EXTRACTED INFORMATION start
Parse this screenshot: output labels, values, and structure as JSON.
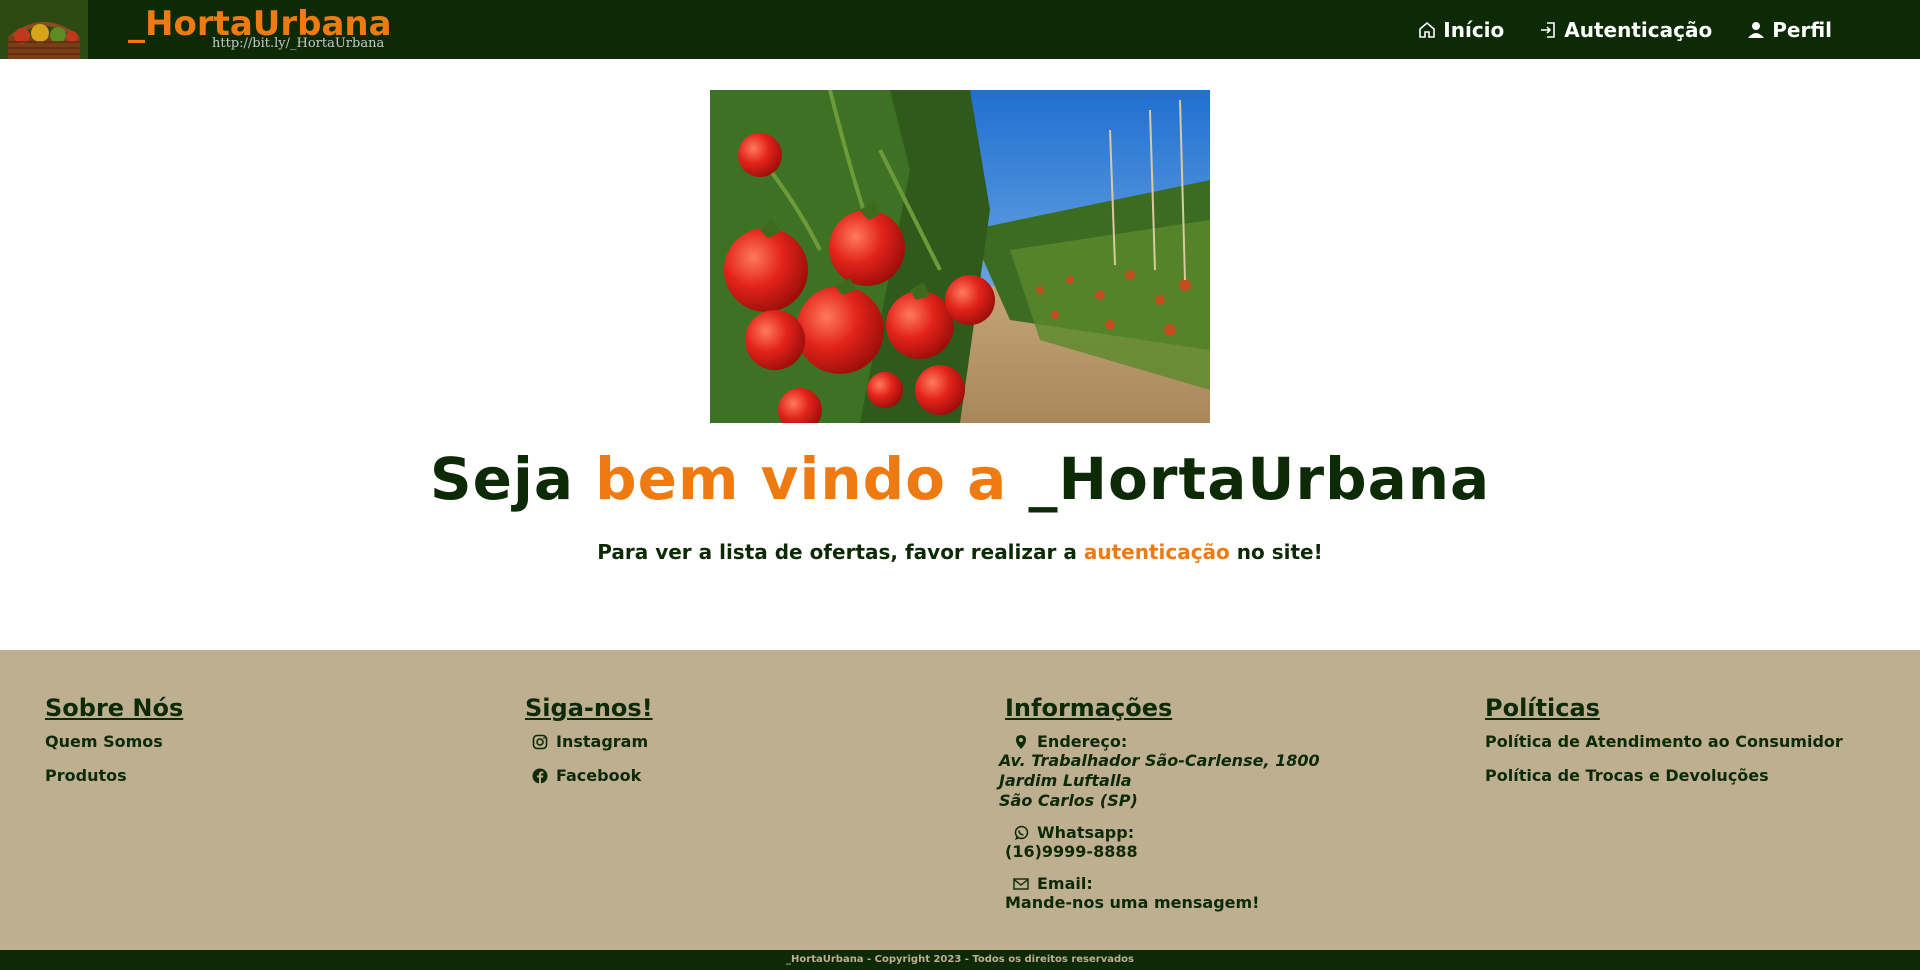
{
  "header": {
    "brand": "_HortaUrbana",
    "brand_url": "http://bit.ly/_HortaUrbana",
    "nav": [
      {
        "label": "Início",
        "icon": "home-icon"
      },
      {
        "label": "Autenticação",
        "icon": "login-icon"
      },
      {
        "label": "Perfil",
        "icon": "user-icon"
      }
    ]
  },
  "main": {
    "headline_part1": "Seja ",
    "headline_part2": "bem vindo a",
    "headline_part3": " _HortaUrbana",
    "sub_part1": "Para ver a lista de ofertas, favor realizar a ",
    "sub_link": "autenticação",
    "sub_part2": " no site!"
  },
  "footer": {
    "about": {
      "title": "Sobre Nós",
      "items": [
        "Quem Somos",
        "Produtos"
      ]
    },
    "follow": {
      "title": "Siga-nos!",
      "items": [
        {
          "label": "Instagram",
          "icon": "instagram-icon"
        },
        {
          "label": "Facebook",
          "icon": "facebook-icon"
        }
      ]
    },
    "info": {
      "title": "Informações",
      "address_label": "Endereço:",
      "address_lines": [
        "Av. Trabalhador São-Carlense, 1800",
        "Jardim Luftalla",
        "São Carlos (SP)"
      ],
      "whatsapp_label": "Whatsapp:",
      "whatsapp_value": "(16)9999-8888",
      "email_label": "Email:",
      "email_value": "Mande-nos uma mensagem!"
    },
    "policies": {
      "title": "Políticas",
      "items": [
        "Política de Atendimento ao Consumidor",
        "Política de Trocas e Devoluções"
      ]
    },
    "copyright": "_HortaUrbana - Copyright 2023 - Todos os direitos reservados"
  },
  "colors": {
    "dark_green": "#0d2a07",
    "accent_orange": "#ee7a12",
    "footer_beige": "#bfaf91"
  }
}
EXTRACTED INFORMATION end
▶ **REQUIRED WORK**
Transcribe all entries above exactly. Drop the pictures.

▶ **EXERCISE RESPONSE**
Parse this screenshot: output labels, values, and structure as JSON.
{
  "header": {
    "brand": "_HortaUrbana",
    "brand_url": "http://bit.ly/_HortaUrbana",
    "nav": [
      {
        "label": "Início",
        "icon": "home-icon"
      },
      {
        "label": "Autenticação",
        "icon": "login-icon"
      },
      {
        "label": "Perfil",
        "icon": "user-icon"
      }
    ]
  },
  "main": {
    "headline_part1": "Seja ",
    "headline_part2": "bem vindo a",
    "headline_part3": " _HortaUrbana",
    "sub_part1": "Para ver a lista de ofertas, favor realizar a ",
    "sub_link": "autenticação",
    "sub_part2": " no site!"
  },
  "footer": {
    "about": {
      "title": "Sobre Nós",
      "items": [
        "Quem Somos",
        "Produtos"
      ]
    },
    "follow": {
      "title": "Siga-nos!",
      "items": [
        {
          "label": "Instagram",
          "icon": "instagram-icon"
        },
        {
          "label": "Facebook",
          "icon": "facebook-icon"
        }
      ]
    },
    "info": {
      "title": "Informações",
      "address_label": "Endereço:",
      "address_lines": [
        "Av. Trabalhador São-Carlense, 1800",
        "Jardim Luftalla",
        "São Carlos (SP)"
      ],
      "whatsapp_label": "Whatsapp:",
      "whatsapp_value": "(16)9999-8888",
      "email_label": "Email:",
      "email_value": "Mande-nos uma mensagem!"
    },
    "policies": {
      "title": "Políticas",
      "items": [
        "Política de Atendimento ao Consumidor",
        "Política de Trocas e Devoluções"
      ]
    },
    "copyright": "_HortaUrbana - Copyright 2023 - Todos os direitos reservados"
  },
  "colors": {
    "dark_green": "#0d2a07",
    "accent_orange": "#ee7a12",
    "footer_beige": "#bfaf91"
  }
}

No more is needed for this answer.